▸ **Tus tareas**
**A.** Indica si cada afirmación concuerda con el texto sobre el estado de bienestar en Chile. Responde sí o no y cita las palabras del texto que lo deciden. (i) En Chile, quienes ganan cuatro veces el salario promedio pagan el 13% de sus ingresos en impuestos. (ii) El royalty a la minería basta para llegar a un estado de bienestar de tipo europeo. (iii) En Finlandia, Suecia y Noruega solo pagan impuestos los más ricos.
**B.** Prosigue el texto sobre el estado de bienestar en Chile a partir de su última oración.

▸ **Fragmento**
====
Esta breve comparación nos ilustra claramente lo que nos estamos jugando en Chile hoy. Vivimos tiempos en que la demanda por más Estado, más subsidios, más regulación y más impuestos es transversal a casi todo el espectro de la sociedad. Como suele ocurrir, la oferta política ha virado en la misma dirección. Desde el candidato de centroderecha que se declara socialdemócrata hasta la candidata populista y el candidato comunista que muestran altos niveles de popularidad en las encuestas, todos ofrecen como alternativa para Chile un estado de bienestar que sería capaz de solucionar rápidamente los problemas del Chile actual.
Los liberales nos lamentamos de esta situación y, fiel a nuestras convicciones, estamos convencidos de que este es un camino equivocado para Chile. Un camino que va a llevar a nuestro país a generar menos bienestar, más desigualdad y mayor desencuentro entre todos los chilenos. Un camino que muy probablemente nos ponga en ruta de una crisis financiera del Estado. Porque si bien hay demanda ciudadana y oferta política por un estado de bienestar, nadie ha sido capaz de decirle a la cara a la gente que los países europeos que han sido exitosos en crear dichos estados lo han hecho cobrándole impuestos a la clase media. En Finlandia, Suecia y Noruega todos reciben pero todos pagan. Los que ganan dos veces y cuatro veces el salario promedio pagan entre 30% y 50% de sus ingresos en impuestos. En Chile pagan solo el 4% y el 13%, respectivamente. Gastando como noruegos y pagando impuestos como chilenos, vamos derecho a la bancarrota.
El royalty a la minería y el impuesto a los súper ricos son instrumentos de política pública absolutamente insuficientes, inconvenientes e ineficientes para transitar al estado de bienestar tipo europeo que demandan los chilenos y que ofrecen los políticos.
====
▸ **Extractos de datos**
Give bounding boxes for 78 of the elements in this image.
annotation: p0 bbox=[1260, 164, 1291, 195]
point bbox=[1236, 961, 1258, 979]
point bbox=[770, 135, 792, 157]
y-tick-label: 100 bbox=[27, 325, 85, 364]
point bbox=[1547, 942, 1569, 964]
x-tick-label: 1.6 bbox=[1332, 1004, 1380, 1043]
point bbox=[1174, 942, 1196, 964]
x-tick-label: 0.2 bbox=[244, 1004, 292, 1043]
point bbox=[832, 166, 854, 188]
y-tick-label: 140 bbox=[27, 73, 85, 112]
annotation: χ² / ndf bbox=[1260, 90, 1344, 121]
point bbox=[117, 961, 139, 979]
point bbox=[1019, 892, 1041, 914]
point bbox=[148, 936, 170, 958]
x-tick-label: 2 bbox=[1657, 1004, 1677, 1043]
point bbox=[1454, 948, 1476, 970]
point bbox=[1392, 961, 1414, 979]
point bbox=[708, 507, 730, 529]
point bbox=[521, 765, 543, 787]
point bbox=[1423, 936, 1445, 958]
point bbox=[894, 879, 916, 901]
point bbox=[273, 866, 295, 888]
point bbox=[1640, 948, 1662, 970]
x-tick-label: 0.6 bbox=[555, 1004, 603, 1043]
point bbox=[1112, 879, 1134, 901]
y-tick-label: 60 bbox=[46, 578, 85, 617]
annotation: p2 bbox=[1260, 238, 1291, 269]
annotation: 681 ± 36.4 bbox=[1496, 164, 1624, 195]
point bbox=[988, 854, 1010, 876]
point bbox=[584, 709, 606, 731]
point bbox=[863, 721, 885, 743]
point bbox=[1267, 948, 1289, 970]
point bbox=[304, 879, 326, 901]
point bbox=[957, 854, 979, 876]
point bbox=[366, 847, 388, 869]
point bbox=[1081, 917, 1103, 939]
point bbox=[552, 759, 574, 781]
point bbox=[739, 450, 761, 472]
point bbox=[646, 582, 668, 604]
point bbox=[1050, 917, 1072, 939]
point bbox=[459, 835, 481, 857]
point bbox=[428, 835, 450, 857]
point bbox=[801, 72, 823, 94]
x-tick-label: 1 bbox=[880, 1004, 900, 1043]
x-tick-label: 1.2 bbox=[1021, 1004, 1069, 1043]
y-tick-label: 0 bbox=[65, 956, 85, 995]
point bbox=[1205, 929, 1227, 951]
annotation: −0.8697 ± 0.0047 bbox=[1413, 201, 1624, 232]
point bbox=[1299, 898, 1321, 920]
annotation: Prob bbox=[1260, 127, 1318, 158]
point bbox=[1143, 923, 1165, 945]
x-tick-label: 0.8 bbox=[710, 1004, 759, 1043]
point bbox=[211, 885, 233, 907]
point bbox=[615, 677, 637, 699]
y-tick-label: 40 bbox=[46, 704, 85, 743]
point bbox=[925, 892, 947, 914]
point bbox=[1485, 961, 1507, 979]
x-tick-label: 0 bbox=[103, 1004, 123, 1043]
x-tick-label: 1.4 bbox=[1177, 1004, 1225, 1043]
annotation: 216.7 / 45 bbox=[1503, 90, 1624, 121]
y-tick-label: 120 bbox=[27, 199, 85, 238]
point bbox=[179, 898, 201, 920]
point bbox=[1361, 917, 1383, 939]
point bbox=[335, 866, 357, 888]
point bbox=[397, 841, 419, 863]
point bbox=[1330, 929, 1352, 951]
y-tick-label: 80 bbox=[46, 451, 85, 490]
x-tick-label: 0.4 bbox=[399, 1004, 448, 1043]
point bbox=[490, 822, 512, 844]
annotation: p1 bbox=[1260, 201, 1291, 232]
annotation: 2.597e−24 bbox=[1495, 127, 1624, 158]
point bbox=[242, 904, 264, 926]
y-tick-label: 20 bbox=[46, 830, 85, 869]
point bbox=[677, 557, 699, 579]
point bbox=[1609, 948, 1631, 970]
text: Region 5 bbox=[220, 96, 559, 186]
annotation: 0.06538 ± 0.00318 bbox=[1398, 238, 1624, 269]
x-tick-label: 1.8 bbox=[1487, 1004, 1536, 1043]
====
▸ **Respuestas del ejercicio**
**A.**
(i) Sí: "En Chile pagan solo el 4% y el 13%, respectivamente."
(ii) No: "son instrumentos de política pública absolutamente insuficientes, inconvenientes e ineficientes"
(iii) No: "En Finlandia, Suecia y Noruega todos reciben pero todos pagan."

**B.**
Parece imposible contrarrestar el tsunami de demandas sociales y ofertones políticos que se viene. Pero como dije al principio de esta columna, las circunstancias cambian, las sociedades cambian, las generaciones cambian y así como Reino Unido eligió a Margaret Thatcher y EE.UU. eligió a Ronald Reagan, después de pasar años de gobiernos de inspiración socialista, la sociedad chilena podría querer elegir gobernantes que lleven nuevamente a este país por el camino de la sobriedad financiera, la valoración de la iniciativa privada, el emprendimiento y las políticas públicas orientadas a satisfacer las carencias de los más necesitados.
Lo que no podemos permitir es que a Chile le pase como a México con el PRI o Argentina con los peronistas. Para eso necesitamos votar por convencionales que redacten una Constitución que no sea capturada por la visión del momento o por una ideología particular. Una Constitución que permita que se exprese en distintos momentos de la historia el sentir de la sociedad a través del juego democrático. Una Constitución que diga poco y sea aceptada por todos y no una que diga mucho y no cumpla nada. El destino de Chile para los próximos años ya parece estar escrito, no permitamos que nadie nos imponga su visión para los próximos 20, 30 o 40 años. Mientras no haya captura, hay esperanza. (El Mercurio)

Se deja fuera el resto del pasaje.